### Set exercise
Find every line with the word "Leads". Copy those lines.
>> start Supplied material
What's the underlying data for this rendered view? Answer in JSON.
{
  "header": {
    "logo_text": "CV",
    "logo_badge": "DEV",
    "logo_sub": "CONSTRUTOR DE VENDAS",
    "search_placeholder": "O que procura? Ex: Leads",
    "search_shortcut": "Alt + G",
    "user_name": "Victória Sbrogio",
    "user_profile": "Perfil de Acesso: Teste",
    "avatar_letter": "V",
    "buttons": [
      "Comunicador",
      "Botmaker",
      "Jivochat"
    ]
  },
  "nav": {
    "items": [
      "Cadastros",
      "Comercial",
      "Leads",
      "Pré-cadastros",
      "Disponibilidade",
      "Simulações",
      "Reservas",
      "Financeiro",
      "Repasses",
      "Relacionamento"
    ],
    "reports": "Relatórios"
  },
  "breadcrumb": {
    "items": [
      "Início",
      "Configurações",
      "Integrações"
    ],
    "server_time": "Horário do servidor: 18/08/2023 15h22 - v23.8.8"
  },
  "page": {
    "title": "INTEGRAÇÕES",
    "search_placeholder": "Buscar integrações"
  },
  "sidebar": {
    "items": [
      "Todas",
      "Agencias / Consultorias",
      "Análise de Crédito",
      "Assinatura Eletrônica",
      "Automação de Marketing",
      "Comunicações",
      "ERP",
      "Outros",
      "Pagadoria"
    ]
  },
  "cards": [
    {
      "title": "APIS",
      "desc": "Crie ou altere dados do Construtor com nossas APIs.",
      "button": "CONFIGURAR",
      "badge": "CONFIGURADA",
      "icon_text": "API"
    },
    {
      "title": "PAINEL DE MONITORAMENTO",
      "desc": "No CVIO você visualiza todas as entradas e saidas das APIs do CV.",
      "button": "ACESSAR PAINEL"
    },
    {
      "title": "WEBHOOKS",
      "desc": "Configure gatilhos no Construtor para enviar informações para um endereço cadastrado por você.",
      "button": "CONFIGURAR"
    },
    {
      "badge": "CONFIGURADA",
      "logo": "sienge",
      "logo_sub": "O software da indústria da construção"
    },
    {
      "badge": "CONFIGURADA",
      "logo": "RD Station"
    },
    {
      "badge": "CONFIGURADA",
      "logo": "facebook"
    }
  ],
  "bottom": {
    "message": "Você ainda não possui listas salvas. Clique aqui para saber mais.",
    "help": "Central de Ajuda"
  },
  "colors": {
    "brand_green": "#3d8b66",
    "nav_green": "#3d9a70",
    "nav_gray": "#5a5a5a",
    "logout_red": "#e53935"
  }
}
>> end Supplied material
### Reply
    "search_placeholder": "O que procura? Ex: Leads",
      "Leads",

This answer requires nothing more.